### Task description
Looking at the entries, how many lines hold the word "Concentration"? State the number by itself.
═════ Record extracts
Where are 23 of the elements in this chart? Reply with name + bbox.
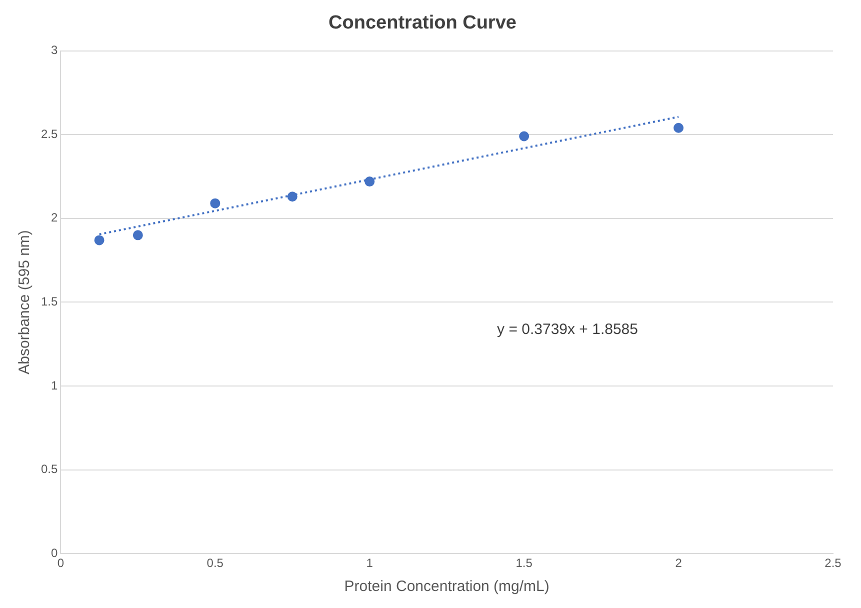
chart-title: Concentration Curve: [328, 12, 516, 34]
y-tick-label: 0.5: [40, 462, 58, 476]
x-tick-label: 1.5: [516, 556, 533, 570]
x-tick-label: 0.5: [206, 556, 224, 570]
point: [94, 235, 104, 246]
point: [364, 176, 375, 187]
point: [519, 131, 530, 142]
y-tick-label: 2: [50, 210, 58, 225]
point: [287, 192, 298, 202]
point: [210, 198, 220, 208]
point: [674, 122, 684, 133]
x-tick-label: 2: [675, 556, 682, 570]
y-tick-label: 1: [50, 378, 58, 392]
point: [132, 230, 143, 240]
x-tick-label: 1: [366, 556, 374, 570]
y-tick-label: 2.5: [40, 126, 58, 141]
x-tick-label: 2.5: [824, 556, 842, 570]
annotation: y = 0.3739x + 1.8585: [497, 320, 638, 338]
y-tick-label: 1.5: [40, 294, 58, 309]
y-tick-label: 3: [50, 43, 58, 58]
y-axis-title: Absorbance (595 nm): [16, 230, 34, 374]
x-axis-title: Protein Concentration (mg/mL): [344, 578, 550, 596]
y-tick-label: 0: [50, 546, 58, 560]
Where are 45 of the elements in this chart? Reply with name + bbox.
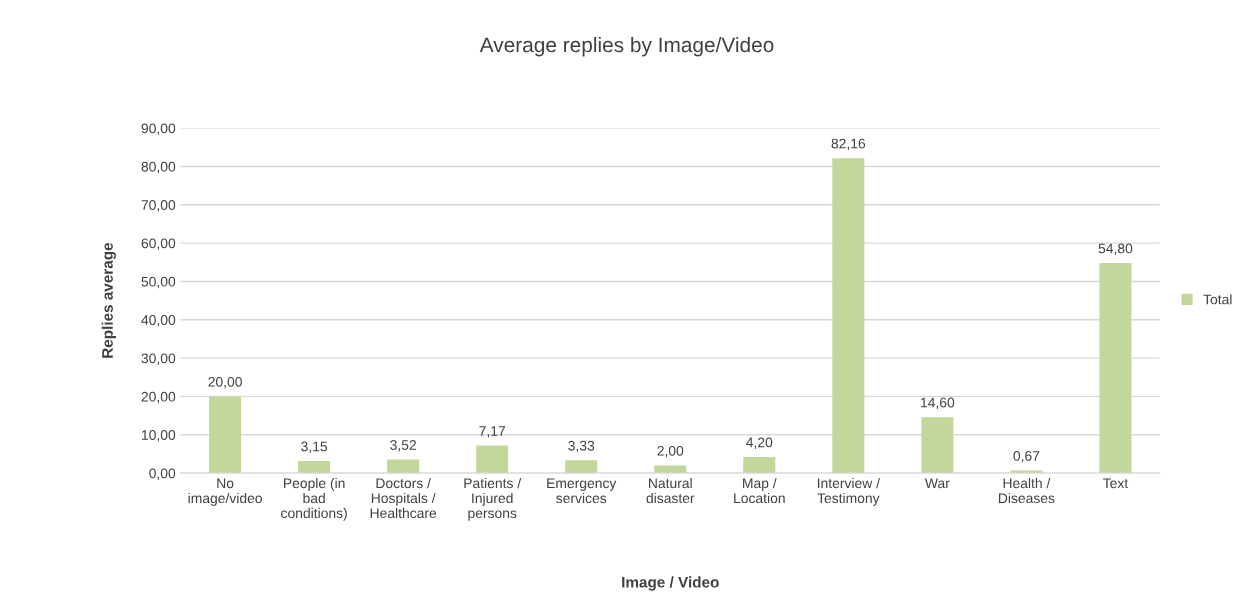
bar — [209, 396, 242, 474]
data-label: 7,17 — [479, 426, 506, 438]
x-tick-label: Interview / Testimony — [817, 477, 880, 506]
y-tick-label: 40,00 — [141, 315, 176, 327]
x-tick-label: Natural disaster — [646, 477, 695, 504]
data-label: 82,16 — [831, 138, 866, 151]
x-tick-label: Patients / Injured persons — [464, 477, 522, 521]
data-label: 2,00 — [657, 445, 684, 458]
data-label: 3,52 — [390, 440, 416, 452]
y-axis-title: Replies average — [101, 242, 116, 358]
data-label: 3,33 — [568, 440, 595, 453]
x-tick-label: Text — [1103, 478, 1129, 489]
data-label: 20,00 — [208, 376, 242, 389]
x-tick-label: No image/video — [188, 478, 262, 506]
x-tick-label: War — [924, 478, 950, 489]
y-tick-label: 20,00 — [141, 391, 176, 404]
chart-title: Average replies by Image/Video — [479, 36, 774, 57]
y-tick-label: 50,00 — [141, 276, 176, 289]
y-tick-label: 80,00 — [141, 161, 176, 174]
x-axis-title: Image / Video — [622, 576, 719, 591]
bar — [1099, 263, 1132, 474]
y-tick-label: 10,00 — [142, 430, 176, 442]
bar — [476, 445, 509, 474]
bar — [921, 417, 954, 474]
bar — [565, 460, 598, 474]
data-label: 4,20 — [746, 437, 773, 449]
bar — [298, 461, 331, 474]
data-label: 0,67 — [1013, 451, 1040, 463]
y-tick-label: 70,00 — [141, 200, 176, 212]
y-tick-label: 0,00 — [149, 468, 176, 480]
y-tick-label: 90,00 — [141, 123, 176, 135]
y-tick-label: 60,00 — [141, 238, 176, 250]
bar — [832, 158, 865, 474]
x-tick-label: Map / Location — [734, 477, 785, 504]
data-label: 54,80 — [1098, 243, 1133, 255]
legend-label: Total — [1203, 294, 1232, 305]
bar — [743, 456, 776, 474]
x-tick-label: Doctors / Hospitals / Healthcare — [370, 477, 437, 519]
x-tick-label: People (in bad conditions) — [281, 477, 347, 521]
x-tick-label: Emergency services — [547, 478, 617, 504]
data-label: 14,60 — [921, 397, 955, 410]
y-tick-label: 30,00 — [141, 353, 176, 365]
data-label: 3,15 — [301, 441, 328, 453]
bar — [654, 465, 687, 474]
x-tick-label: Health / Diseases — [998, 477, 1055, 504]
══════════
### Solution to this task
2